## EXERCISE GOAL:
Find each line with the string "tarifs" and report it.

<<<<

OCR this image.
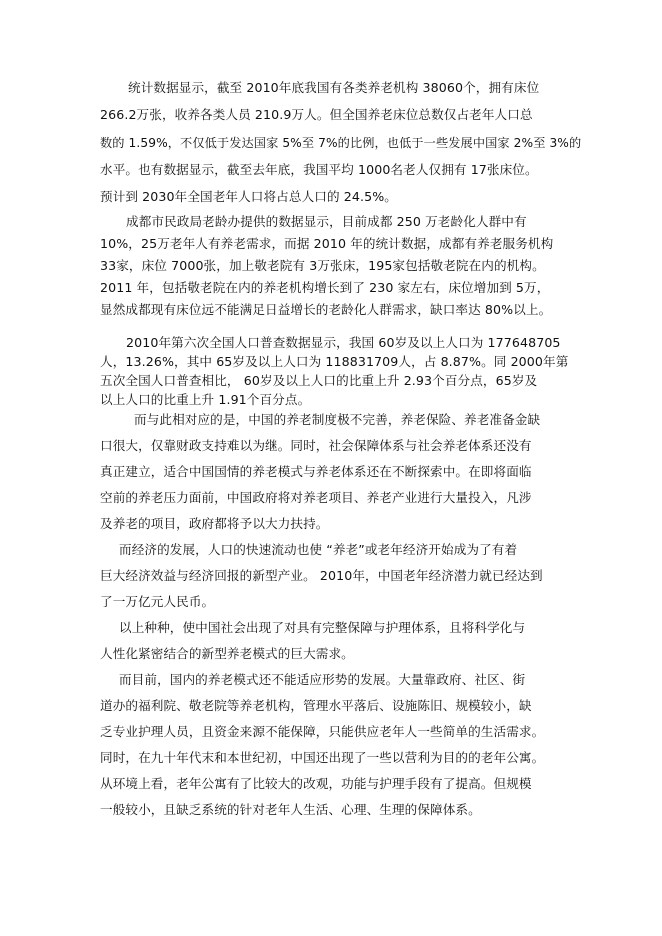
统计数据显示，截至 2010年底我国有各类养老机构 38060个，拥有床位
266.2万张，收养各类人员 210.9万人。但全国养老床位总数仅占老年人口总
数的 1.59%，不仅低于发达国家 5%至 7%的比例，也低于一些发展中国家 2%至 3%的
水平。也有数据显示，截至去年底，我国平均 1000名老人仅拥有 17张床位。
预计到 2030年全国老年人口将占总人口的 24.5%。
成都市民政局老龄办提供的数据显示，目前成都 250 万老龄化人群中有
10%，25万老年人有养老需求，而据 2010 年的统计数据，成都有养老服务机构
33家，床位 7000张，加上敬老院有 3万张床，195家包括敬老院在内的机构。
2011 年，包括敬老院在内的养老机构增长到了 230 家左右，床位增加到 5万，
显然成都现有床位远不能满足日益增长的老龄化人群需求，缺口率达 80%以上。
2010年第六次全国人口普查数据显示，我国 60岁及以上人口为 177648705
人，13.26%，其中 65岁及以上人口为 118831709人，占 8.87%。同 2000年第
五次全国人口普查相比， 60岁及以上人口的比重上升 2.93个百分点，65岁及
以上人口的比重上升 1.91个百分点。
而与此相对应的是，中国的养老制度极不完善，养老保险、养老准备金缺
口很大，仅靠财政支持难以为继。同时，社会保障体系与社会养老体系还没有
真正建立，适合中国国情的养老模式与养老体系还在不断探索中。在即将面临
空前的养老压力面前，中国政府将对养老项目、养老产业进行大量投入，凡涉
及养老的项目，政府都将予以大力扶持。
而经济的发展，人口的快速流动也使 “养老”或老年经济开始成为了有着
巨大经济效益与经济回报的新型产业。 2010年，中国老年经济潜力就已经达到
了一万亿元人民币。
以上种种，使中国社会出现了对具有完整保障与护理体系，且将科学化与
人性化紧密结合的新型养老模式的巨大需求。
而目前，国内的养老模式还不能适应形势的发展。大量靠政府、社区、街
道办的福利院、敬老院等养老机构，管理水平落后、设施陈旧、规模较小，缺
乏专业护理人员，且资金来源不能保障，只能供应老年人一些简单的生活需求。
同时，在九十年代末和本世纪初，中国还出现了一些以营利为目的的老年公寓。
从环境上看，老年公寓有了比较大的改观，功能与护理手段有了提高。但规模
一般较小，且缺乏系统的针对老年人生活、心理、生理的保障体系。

>>>>
<<<<

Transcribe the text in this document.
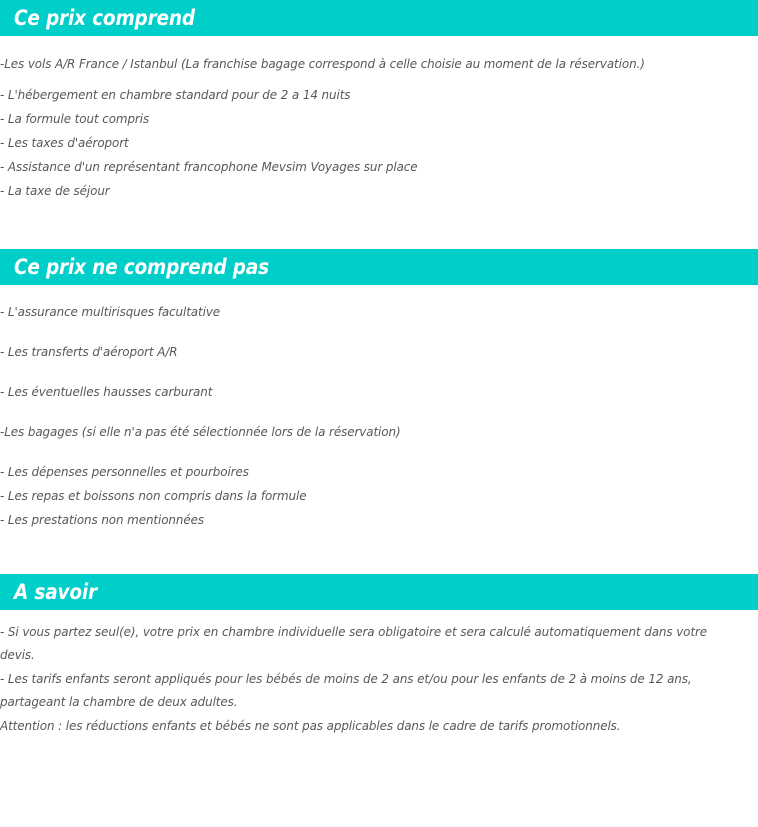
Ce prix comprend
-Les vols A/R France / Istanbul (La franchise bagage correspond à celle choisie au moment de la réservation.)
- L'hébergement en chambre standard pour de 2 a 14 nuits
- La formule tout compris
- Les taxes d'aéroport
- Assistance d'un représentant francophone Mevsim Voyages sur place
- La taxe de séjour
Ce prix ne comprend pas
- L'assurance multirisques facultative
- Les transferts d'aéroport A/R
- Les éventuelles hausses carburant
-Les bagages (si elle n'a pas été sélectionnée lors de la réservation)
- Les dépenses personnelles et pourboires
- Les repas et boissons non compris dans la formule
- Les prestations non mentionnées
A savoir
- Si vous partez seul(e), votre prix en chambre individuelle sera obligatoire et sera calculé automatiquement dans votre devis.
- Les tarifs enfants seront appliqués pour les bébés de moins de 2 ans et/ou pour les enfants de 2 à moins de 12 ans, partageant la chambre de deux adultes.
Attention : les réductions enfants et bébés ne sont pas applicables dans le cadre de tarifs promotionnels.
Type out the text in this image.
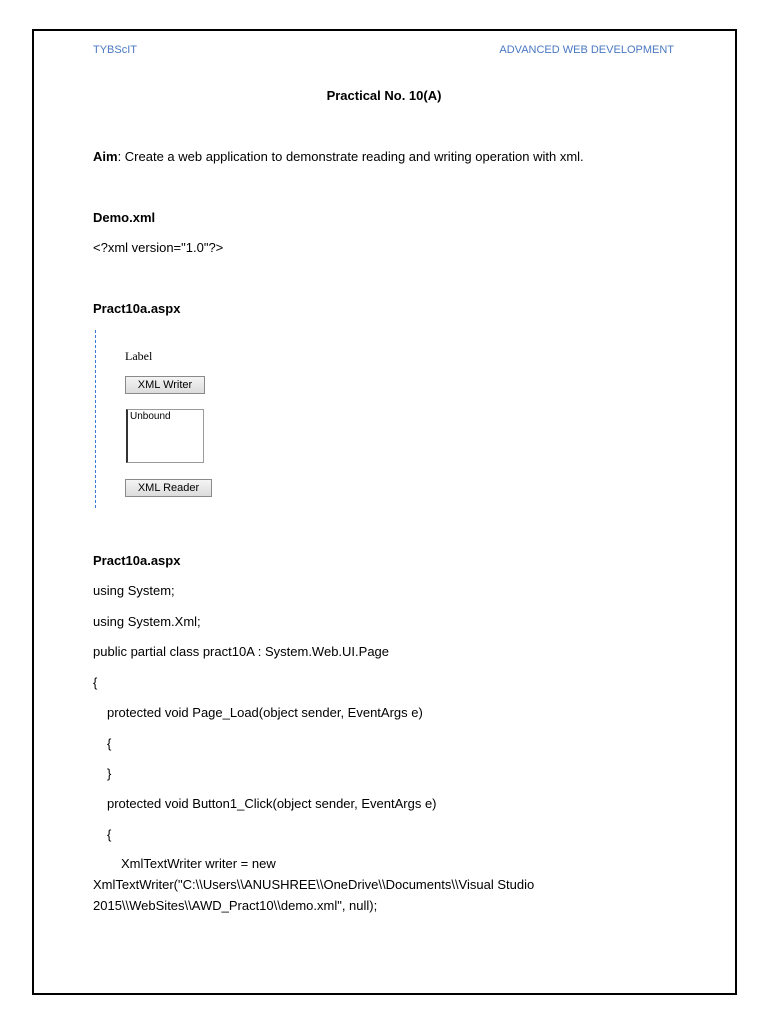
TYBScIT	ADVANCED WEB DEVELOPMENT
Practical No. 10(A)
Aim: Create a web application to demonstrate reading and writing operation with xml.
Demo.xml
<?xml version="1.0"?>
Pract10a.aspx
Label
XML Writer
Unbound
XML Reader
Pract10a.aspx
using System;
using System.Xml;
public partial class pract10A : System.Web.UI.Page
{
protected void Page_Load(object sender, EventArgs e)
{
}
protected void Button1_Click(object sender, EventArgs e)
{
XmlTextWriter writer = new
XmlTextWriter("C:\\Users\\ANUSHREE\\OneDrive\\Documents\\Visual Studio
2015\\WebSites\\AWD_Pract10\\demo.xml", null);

>>>>

## EXERCISE OUTPUT:
- Les tarifs enfants seront appliqués pour les bébés de moins de 2 ans et/ou pour les enfants de 2 à moins de 12 ans, partageant la chambre de deux adultes.
Attention : les réductions enfants et bébés ne sont pas applicables dans le cadre de tarifs promotionnels.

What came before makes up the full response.